_Supplied records_.

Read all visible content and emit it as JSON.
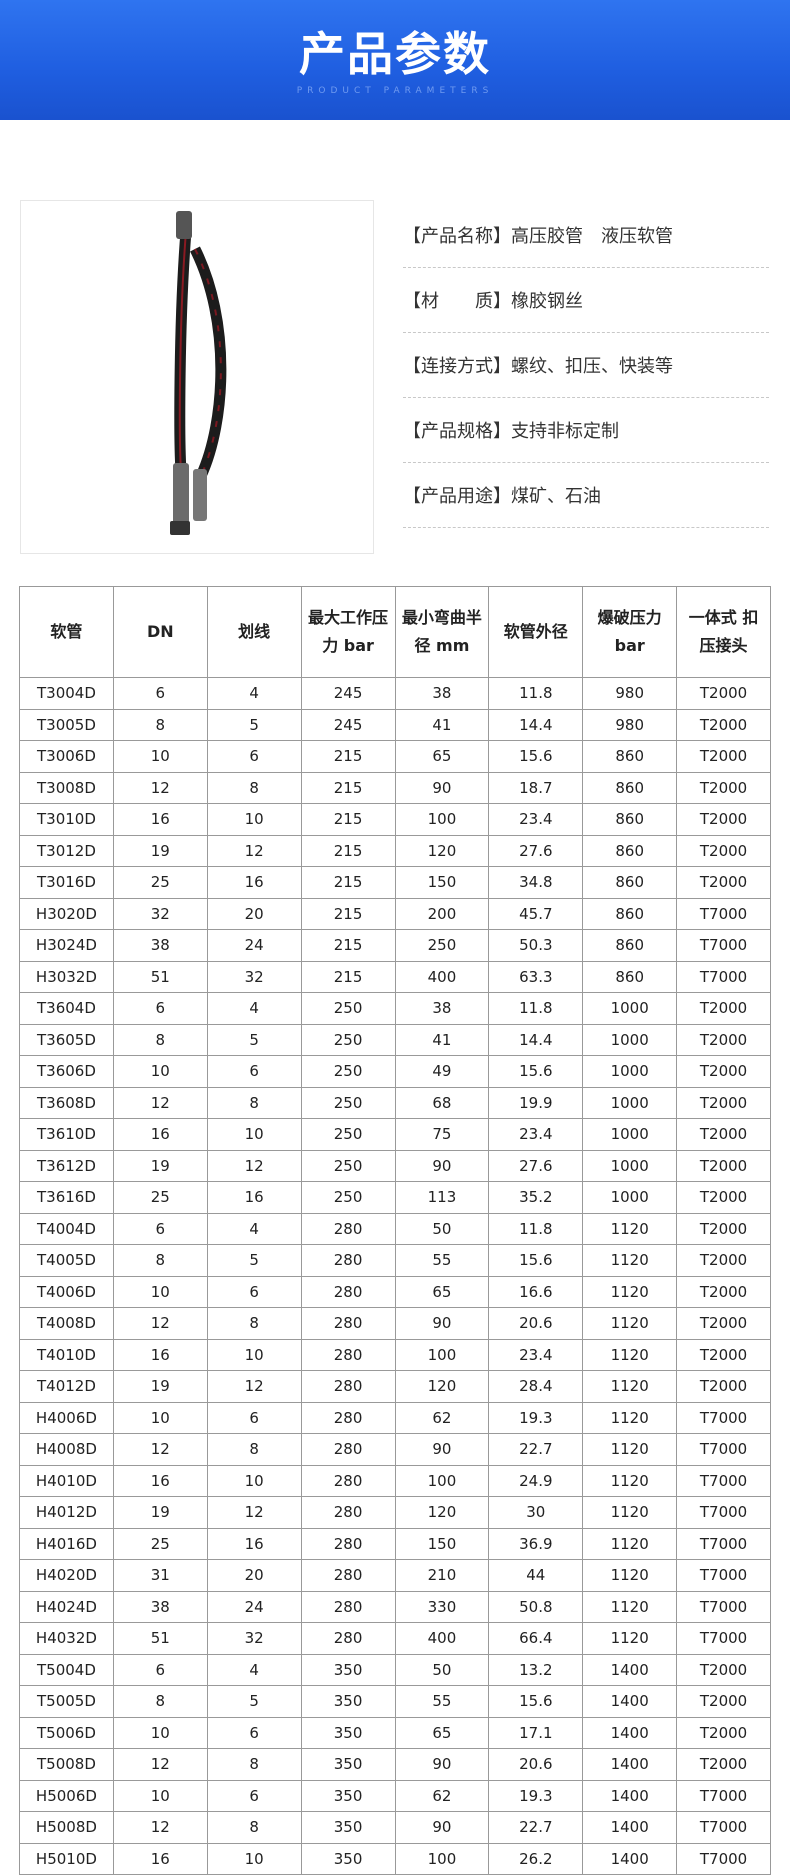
{
  "banner": {
    "title": "产品参数",
    "subtitle": "PRODUCT PARAMETERS",
    "color": "#2466e6"
  },
  "info": [
    {
      "key": "【产品名称】",
      "value": "高压胶管　液压软管"
    },
    {
      "key": "【材　　质】",
      "value": "橡胶钢丝"
    },
    {
      "key": "【连接方式】",
      "value": "螺纹、扣压、快装等"
    },
    {
      "key": "【产品规格】",
      "value": "支持非标定制"
    },
    {
      "key": "【产品用途】",
      "value": "煤矿、石油"
    }
  ],
  "table": {
    "headers": [
      "软管",
      "DN",
      "划线",
      "最大工作压力 bar",
      "最小弯曲半径 mm",
      "软管外径",
      "爆破压力bar",
      "一体式 扣压接头"
    ],
    "rows": [
      [
        "T3004D",
        "6",
        "4",
        "245",
        "38",
        "11.8",
        "980",
        "T2000"
      ],
      [
        "T3005D",
        "8",
        "5",
        "245",
        "41",
        "14.4",
        "980",
        "T2000"
      ],
      [
        "T3006D",
        "10",
        "6",
        "215",
        "65",
        "15.6",
        "860",
        "T2000"
      ],
      [
        "T3008D",
        "12",
        "8",
        "215",
        "90",
        "18.7",
        "860",
        "T2000"
      ],
      [
        "T3010D",
        "16",
        "10",
        "215",
        "100",
        "23.4",
        "860",
        "T2000"
      ],
      [
        "T3012D",
        "19",
        "12",
        "215",
        "120",
        "27.6",
        "860",
        "T2000"
      ],
      [
        "T3016D",
        "25",
        "16",
        "215",
        "150",
        "34.8",
        "860",
        "T2000"
      ],
      [
        "H3020D",
        "32",
        "20",
        "215",
        "200",
        "45.7",
        "860",
        "T7000"
      ],
      [
        "H3024D",
        "38",
        "24",
        "215",
        "250",
        "50.3",
        "860",
        "T7000"
      ],
      [
        "H3032D",
        "51",
        "32",
        "215",
        "400",
        "63.3",
        "860",
        "T7000"
      ],
      [
        "T3604D",
        "6",
        "4",
        "250",
        "38",
        "11.8",
        "1000",
        "T2000"
      ],
      [
        "T3605D",
        "8",
        "5",
        "250",
        "41",
        "14.4",
        "1000",
        "T2000"
      ],
      [
        "T3606D",
        "10",
        "6",
        "250",
        "49",
        "15.6",
        "1000",
        "T2000"
      ],
      [
        "T3608D",
        "12",
        "8",
        "250",
        "68",
        "19.9",
        "1000",
        "T2000"
      ],
      [
        "T3610D",
        "16",
        "10",
        "250",
        "75",
        "23.4",
        "1000",
        "T2000"
      ],
      [
        "T3612D",
        "19",
        "12",
        "250",
        "90",
        "27.6",
        "1000",
        "T2000"
      ],
      [
        "T3616D",
        "25",
        "16",
        "250",
        "113",
        "35.2",
        "1000",
        "T2000"
      ],
      [
        "T4004D",
        "6",
        "4",
        "280",
        "50",
        "11.8",
        "1120",
        "T2000"
      ],
      [
        "T4005D",
        "8",
        "5",
        "280",
        "55",
        "15.6",
        "1120",
        "T2000"
      ],
      [
        "T4006D",
        "10",
        "6",
        "280",
        "65",
        "16.6",
        "1120",
        "T2000"
      ],
      [
        "T4008D",
        "12",
        "8",
        "280",
        "90",
        "20.6",
        "1120",
        "T2000"
      ],
      [
        "T4010D",
        "16",
        "10",
        "280",
        "100",
        "23.4",
        "1120",
        "T2000"
      ],
      [
        "T4012D",
        "19",
        "12",
        "280",
        "120",
        "28.4",
        "1120",
        "T2000"
      ],
      [
        "H4006D",
        "10",
        "6",
        "280",
        "62",
        "19.3",
        "1120",
        "T7000"
      ],
      [
        "H4008D",
        "12",
        "8",
        "280",
        "90",
        "22.7",
        "1120",
        "T7000"
      ],
      [
        "H4010D",
        "16",
        "10",
        "280",
        "100",
        "24.9",
        "1120",
        "T7000"
      ],
      [
        "H4012D",
        "19",
        "12",
        "280",
        "120",
        "30",
        "1120",
        "T7000"
      ],
      [
        "H4016D",
        "25",
        "16",
        "280",
        "150",
        "36.9",
        "1120",
        "T7000"
      ],
      [
        "H4020D",
        "31",
        "20",
        "280",
        "210",
        "44",
        "1120",
        "T7000"
      ],
      [
        "H4024D",
        "38",
        "24",
        "280",
        "330",
        "50.8",
        "1120",
        "T7000"
      ],
      [
        "H4032D",
        "51",
        "32",
        "280",
        "400",
        "66.4",
        "1120",
        "T7000"
      ],
      [
        "T5004D",
        "6",
        "4",
        "350",
        "50",
        "13.2",
        "1400",
        "T2000"
      ],
      [
        "T5005D",
        "8",
        "5",
        "350",
        "55",
        "15.6",
        "1400",
        "T2000"
      ],
      [
        "T5006D",
        "10",
        "6",
        "350",
        "65",
        "17.1",
        "1400",
        "T2000"
      ],
      [
        "T5008D",
        "12",
        "8",
        "350",
        "90",
        "20.6",
        "1400",
        "T2000"
      ],
      [
        "H5006D",
        "10",
        "6",
        "350",
        "62",
        "19.3",
        "1400",
        "T7000"
      ],
      [
        "H5008D",
        "12",
        "8",
        "350",
        "90",
        "22.7",
        "1400",
        "T7000"
      ],
      [
        "H5010D",
        "16",
        "10",
        "350",
        "100",
        "26.2",
        "1400",
        "T7000"
      ]
    ]
  }
}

_Exercise description_.
Each line containing the word "value" counts once; say how many such lines there are, giving only the number.

_Task result_.
5